▸ TASK PROMPT: From the line containing "Convert this document image to plain text." down to the last line of the listing, quote everything word for word, and nothing else, keeping pictures out.

(Data excerpts)
________
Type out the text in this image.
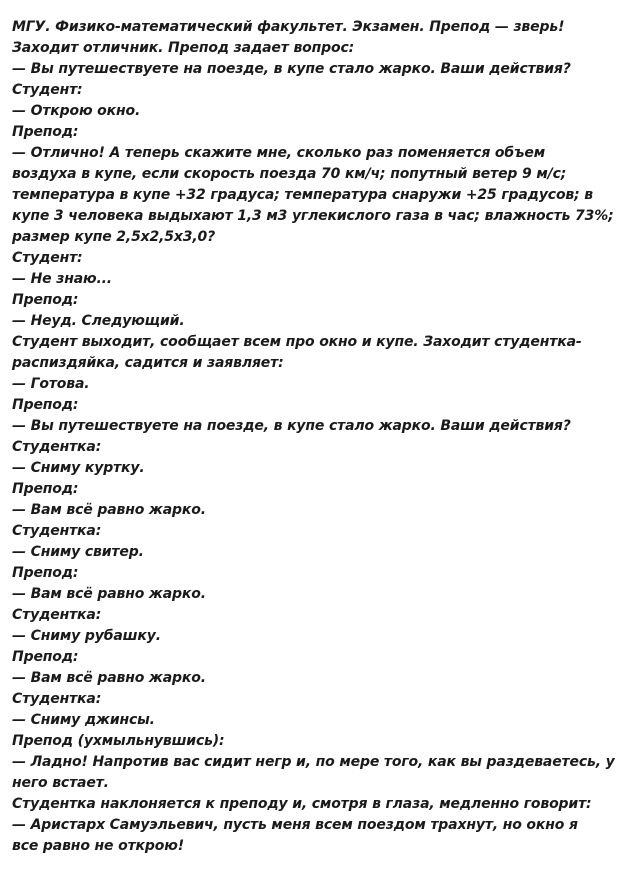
МГУ. Физико-математический факультет. Экзамен. Препод — зверь!
Заходит отличник. Препод задает вопрос:
— Вы путешествуете на поезде, в купе стало жарко. Ваши действия?
Студент:
— Открою окно.
Препод:
— Отлично! А теперь скажите мне, сколько раз поменяется объем
воздуха в купе, если скорость поезда 70 км/ч; попутный ветер 9 м/с;
температура в купе +32 градуса; температура снаружи +25 градусов; в
купе 3 человека выдыхают 1,3 м3 углекислого газа в час; влажность 73%;
размер купе 2,5х2,5х3,0?
Студент:
— Не знаю...
Препод:
— Неуд. Следующий.
Студент выходит, сообщает всем про окно и купе. Заходит студентка-
распиздяйка, садится и заявляет:
— Готова.
Препод:
— Вы путешествуете на поезде, в купе стало жарко. Ваши действия?
Студентка:
— Сниму куртку.
Препод:
— Вам всё равно жарко.
Студентка:
— Сниму свитер.
Препод:
— Вам всё равно жарко.
Студентка:
— Сниму рубашку.
Препод:
— Вам всё равно жарко.
Студентка:
— Сниму джинсы.
Препод (ухмыльнувшись):
— Ладно! Напротив вас сидит негр и, по мере того, как вы раздеваетесь, у
него встает.
Студентка наклоняется к преподу и, смотря в глаза, медленно говорит:
— Аристарх Самуэльевич, пусть меня всем поездом трахнут, но окно я
все равно не открою!
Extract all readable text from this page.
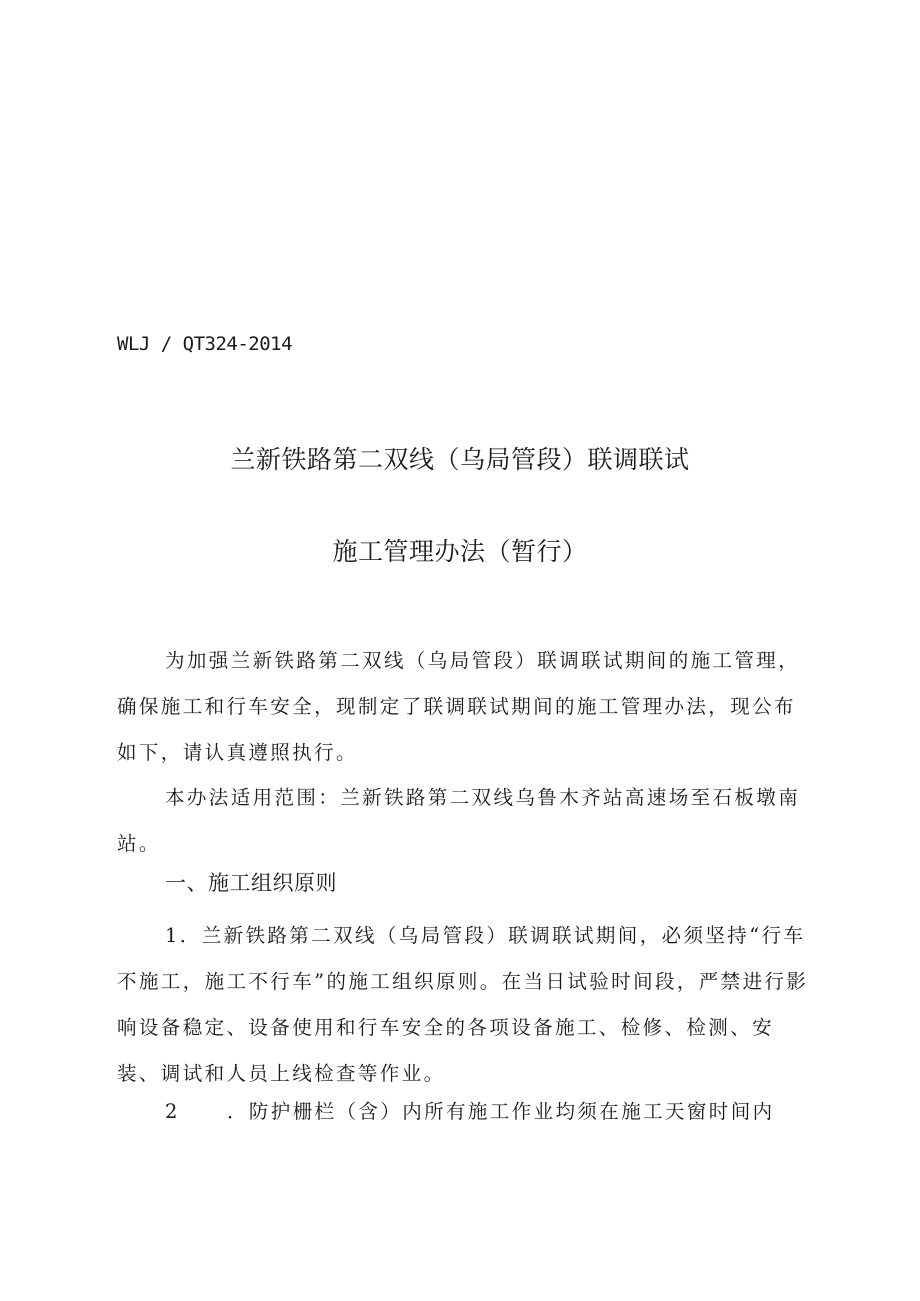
WLJ / QT324-2014
兰新铁路第二双线（乌局管段）联调联试
施工管理办法（暂行）

为加强兰新铁路第二双线（乌局管段）联调联试期间的施工管理，确保施工和行车安全，现制定了联调联试期间的施工管理办法，现公布如下，请认真遵照执行。

本办法适用范围：兰新铁路第二双线乌鲁木齐站高速场至石板墩南站。

一、施工组织原则

1．兰新铁路第二双线（乌局管段）联调联试期间，必须坚持“行车不施工，施工不行车”的施工组织原则。在当日试验时间段，严禁进行影响设备稳定、设备使用和行车安全的各项设备施工、检修、检测、安装、调试和人员上线检查等作业。

2 ．防护栅栏（含）内所有施工作业均须在施工天窗时间内
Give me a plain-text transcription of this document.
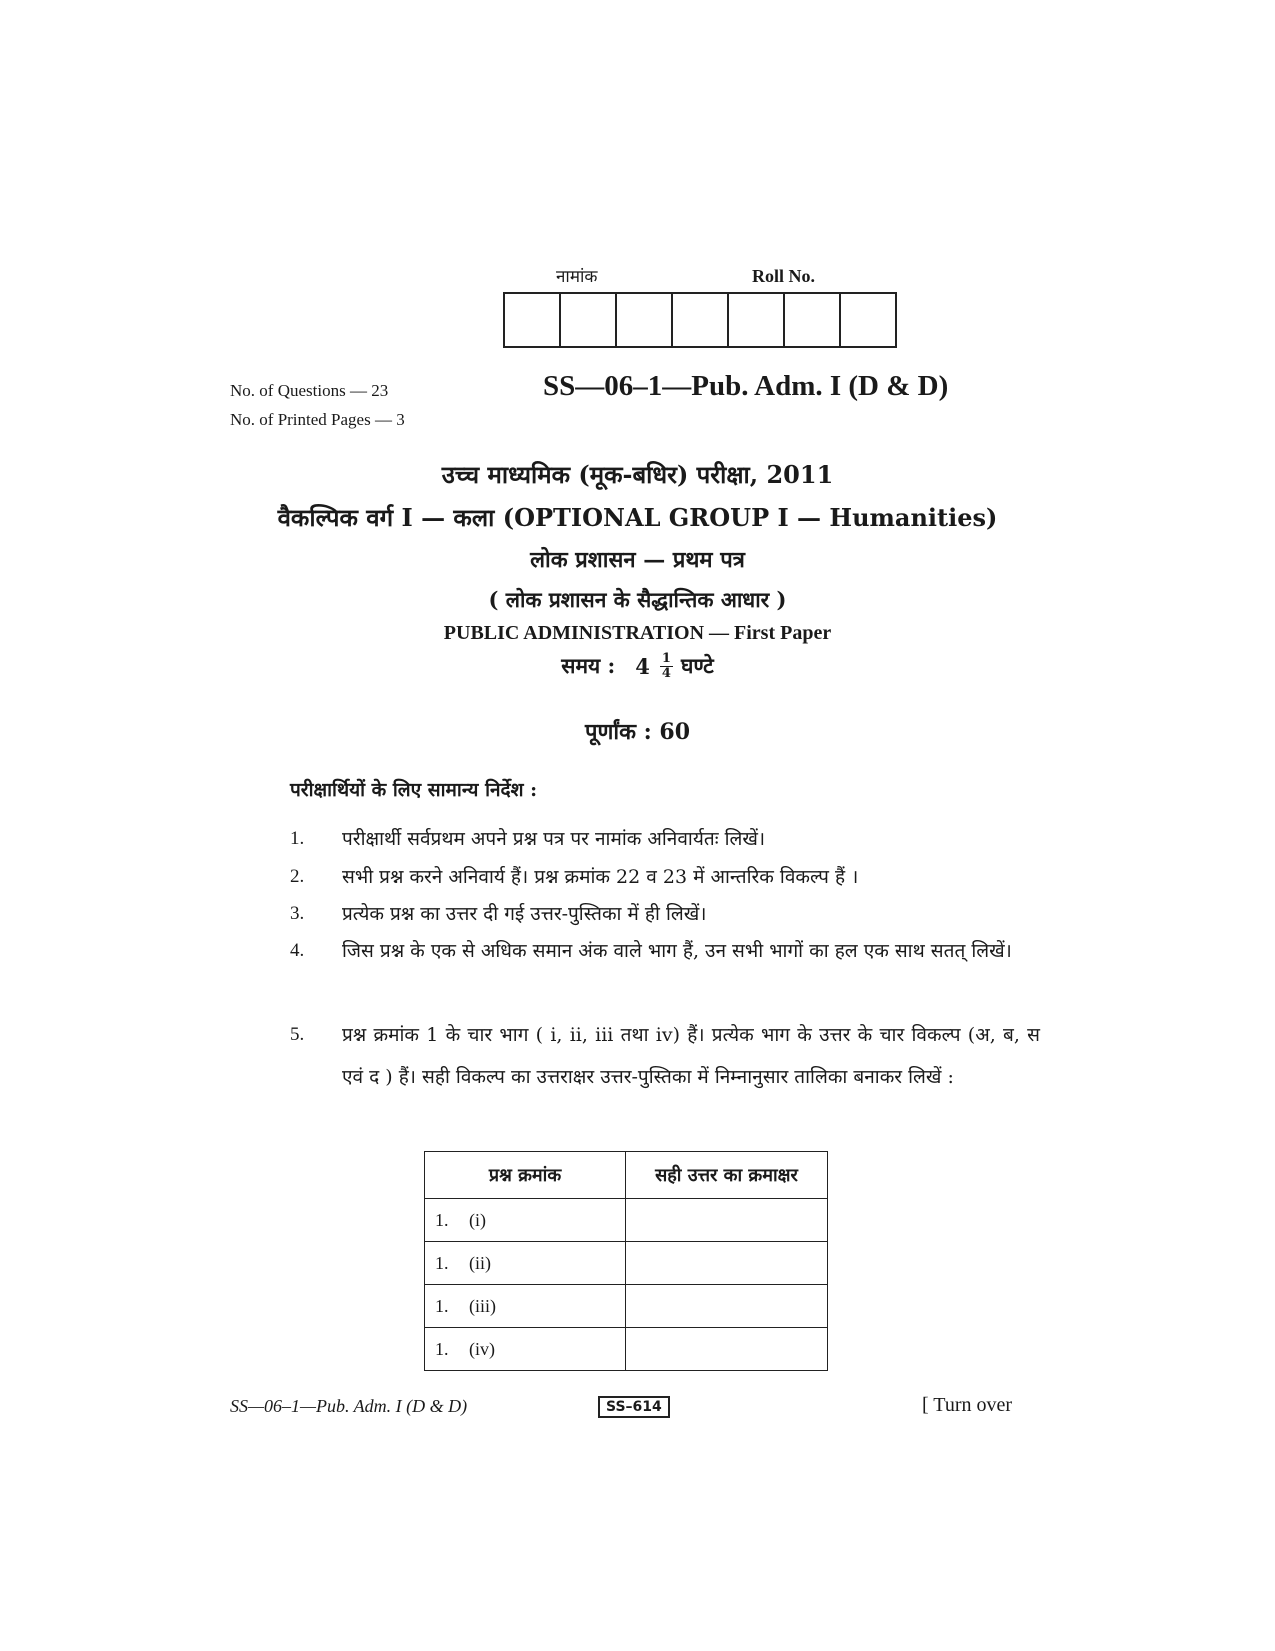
नामांक	Roll No.
No. of Questions — 23
No. of Printed Pages — 3
SS—06–1—Pub. Adm. I (D & D)
उच्च माध्यमिक (मूक-बधिर) परीक्षा, 2011
वैकल्पिक वर्ग I — कला (OPTIONAL GROUP I — Humanities)
लोक प्रशासन — प्रथम पत्र
( लोक प्रशासन के सैद्धान्तिक आधार )
PUBLIC ADMINISTRATION — First Paper
समय : $4 \frac{1}{4}$ घण्टे
पूर्णांक : 60
परीक्षार्थियों के लिए सामान्य निर्देश :
1.	परीक्षार्थी सर्वप्रथम अपने प्रश्न पत्र पर नामांक अनिवार्यतः लिखें।
2.	सभी प्रश्न करने अनिवार्य हैं। प्रश्न क्रमांक 22 व 23 में आन्तरिक विकल्प हैं ।
3.	प्रत्येक प्रश्न का उत्तर दी गई उत्तर-पुस्तिका में ही लिखें।
4.	जिस प्रश्न के एक से अधिक समान अंक वाले भाग हैं, उन सभी भागों का हल एक साथ सतत् लिखें।
5.	प्रश्न क्रमांक 1 के चार भाग ( i, ii, iii तथा iv) हैं। प्रत्येक भाग के उत्तर के चार विकल्प (अ, ब, स एवं द ) हैं। सही विकल्प का उत्तराक्षर उत्तर-पुस्तिका में निम्नानुसार तालिका बनाकर लिखें :
प्रश्न क्रमांक	सही उत्तर का क्रमाक्षर
1. (i)	
1. (ii)	
1. (iii)	
1. (iv)	
SS—06–1—Pub. Adm. I (D & D)	SS–614	[ Turn over
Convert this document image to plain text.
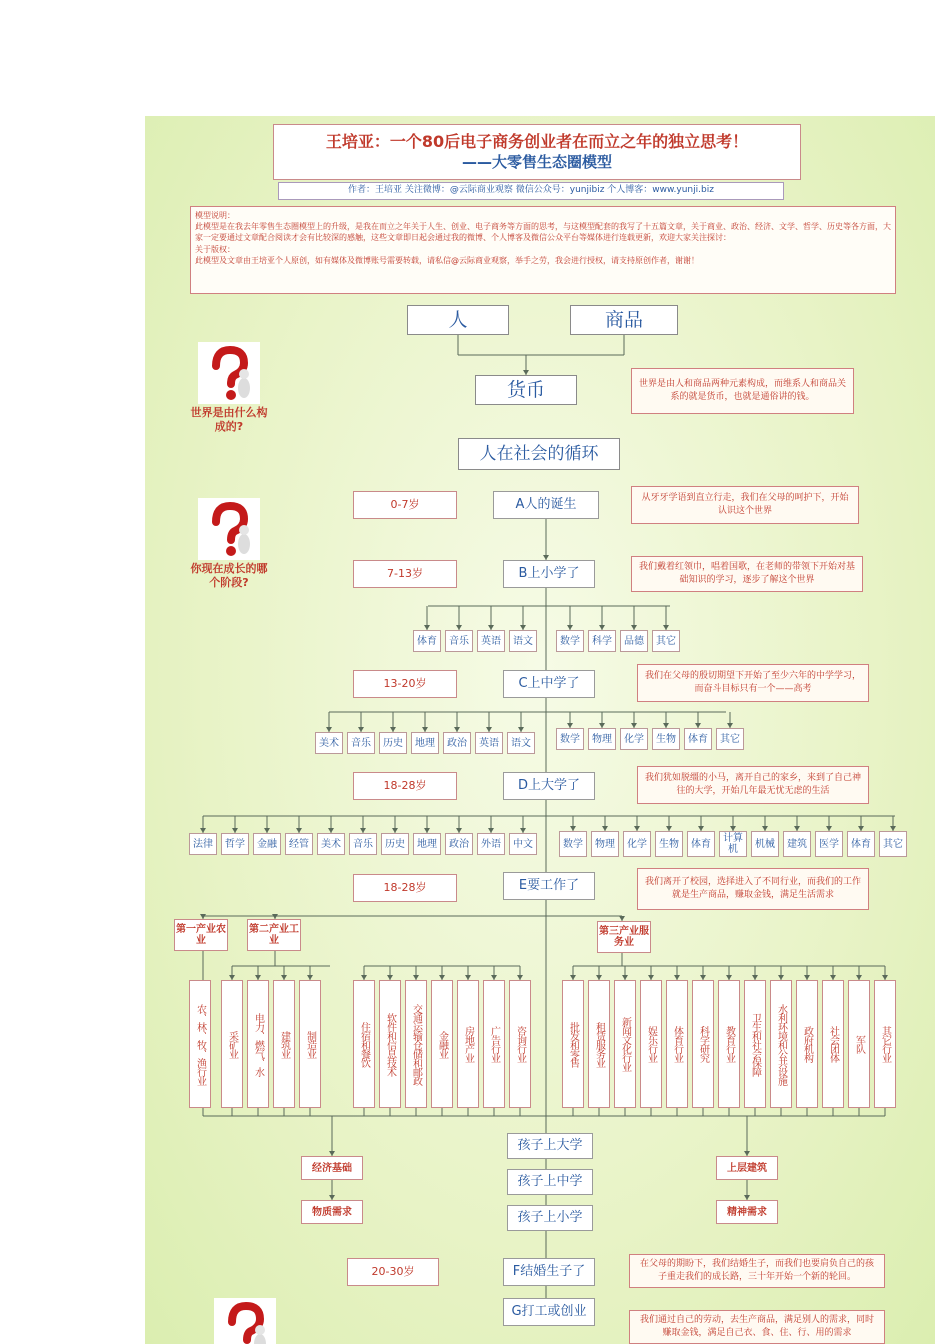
王培亚：一个80后电子商务创业者在而立之年的独立思考！
——大零售生态圈模型
作者：王培亚 关注微博：@云际商业观察 微信公众号：yunjibiz 个人博客：www.yunji.biz
模型说明：
此模型是在我去年零售生态圈模型上的升级，是我在而立之年关于人生、创业、电子商务等方面的思考，与这模型配套的我写了十五篇文章，关于商业、政治、经济、文学、哲学、历史等各方面，大家一定要通过文章配合阅读才会有比较深的感触，这些文章即日起会通过我的微博、个人博客及微信公众平台等媒体进行连载更新，欢迎大家关注探讨：
关于版权：
此模型及文章由王培亚个人原创，如有媒体及微博账号需要转载，请私信@云际商业观察，举手之劳，我会进行授权，请支持原创作者，谢谢！
人	商品
货币	世界是由人和商品两种元素构成，而维系人和商品关系的就是货币，也就是通俗讲的钱。
世界是由什么构成的?
你现在成长的哪个阶段?
人在社会的循环
0-7岁	A人的诞生	从牙牙学语到直立行走，我们在父母的呵护下，开始认识这个世界
7-13岁	B上小学了	我们戴着红领巾，唱着国歌，在老师的带领下开始对基础知识的学习，逐步了解这个世界
13-20岁	C上中学了	我们在父母的殷切期望下开始了至少六年的中学学习，而奋斗目标只有一个——高考
18-28岁	D上大学了	我们犹如脱缰的小马，离开自己的家乡，来到了自己神往的大学，开始几年最无忧无虑的生活
18-28岁	E要工作了	我们离开了校园，选择进入了不同行业，而我们的工作就是生产商品，赚取金钱，满足生活需求
20-30岁	F结婚生子了	在父母的期盼下，我们结婚生子，而我们也要肩负自己的孩子重走我们的成长路，三十年开始一个新的轮回。
G打工或创业
我们通过自己的劳动，去生产商品，满足别人的需求，同时赚取金钱，满足自己衣、食、住、行、用的需求
第一产业农业
第二产业工业
第三产业服务业
孩子上大学
孩子上中学
孩子上小学
经济基础
物质需求
上层建筑
精神需求
体育	音乐	英语	语文	数学	科学	品德	其它
美术	音乐	历史	地理	政治	英语	语文	数学	物理	化学	生物	体育	其它
法律	哲学	金融	经管	美术	音乐	历史	地理	政治	外语	中文	数学	物理	化学	生物	体育	计算机	机械	建筑	医学	体育	其它
农、林、牧、渔行业	采矿业	电力、燃气、水	建筑业	制造业	住宿和餐饮	软件和信息技术	交通运输仓储和邮政	金融业	房地产业	广告行业	咨询行业	批发和零售	租赁服务业	新闻文化行业	娱乐行业	体育行业	科学研究	教育行业	卫生和社会保障	水利环境和公共设施	政府机构	社会团体	军队	其它行业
________
▸ CORRECT RESPONSE:
Convert this document image to plain text.
王培亚：一个80后电子商务创业者在而立之年的独立思考！
——大零售生态圈模型
作者：王培亚 关注微博：@云际商业观察 微信公众号：yunjibiz 个人博客：www.yunji.biz
模型说明：
此模型是在我去年零售生态圈模型上的升级，是我在而立之年关于人生、创业、电子商务等方面的思考，与这模型配套的我写了十五篇文章，关于商业、政治、经济、文学、哲学、历史等各方面，大家一定要通过文章配合阅读才会有比较深的感触，这些文章即日起会通过我的微博、个人博客及微信公众平台等媒体进行连载更新，欢迎大家关注探讨：
关于版权：
此模型及文章由王培亚个人原创，如有媒体及微博账号需要转载，请私信@云际商业观察，举手之劳，我会进行授权，请支持原创作者，谢谢！
人	商品
货币	世界是由人和商品两种元素构成，而维系人和商品关系的就是货币，也就是通俗讲的钱。
世界是由什么构成的?
你现在成长的哪个阶段?
人在社会的循环
0-7岁	A人的诞生	从牙牙学语到直立行走，我们在父母的呵护下，开始认识这个世界
7-13岁	B上小学了	我们戴着红领巾，唱着国歌，在老师的带领下开始对基础知识的学习，逐步了解这个世界
13-20岁	C上中学了	我们在父母的殷切期望下开始了至少六年的中学学习，而奋斗目标只有一个——高考
18-28岁	D上大学了	我们犹如脱缰的小马，离开自己的家乡，来到了自己神往的大学，开始几年最无忧无虑的生活
18-28岁	E要工作了	我们离开了校园，选择进入了不同行业，而我们的工作就是生产商品，赚取金钱，满足生活需求
20-30岁	F结婚生子了	在父母的期盼下，我们结婚生子，而我们也要肩负自己的孩子重走我们的成长路，三十年开始一个新的轮回。
G打工或创业
我们通过自己的劳动，去生产商品，满足别人的需求，同时赚取金钱，满足自己衣、食、住、行、用的需求
第一产业农业
第二产业工业
第三产业服务业
孩子上大学
孩子上中学
孩子上小学
经济基础
物质需求
上层建筑
精神需求
体育	音乐	英语	语文	数学	科学	品德	其它
美术	音乐	历史	地理	政治	英语	语文	数学	物理	化学	生物	体育	其它
法律	哲学	金融	经管	美术	音乐	历史	地理	政治	外语	中文	数学	物理	化学	生物	体育	计算机	机械	建筑	医学	体育	其它
农、林、牧、渔行业	采矿业	电力、燃气、水	建筑业	制造业	住宿和餐饮	软件和信息技术	交通运输仓储和邮政	金融业	房地产业	广告行业	咨询行业	批发和零售	租赁服务业	新闻文化行业	娱乐行业	体育行业	科学研究	教育行业	卫生和社会保障	水利环境和公共设施	政府机构	社会团体	军队	其它行业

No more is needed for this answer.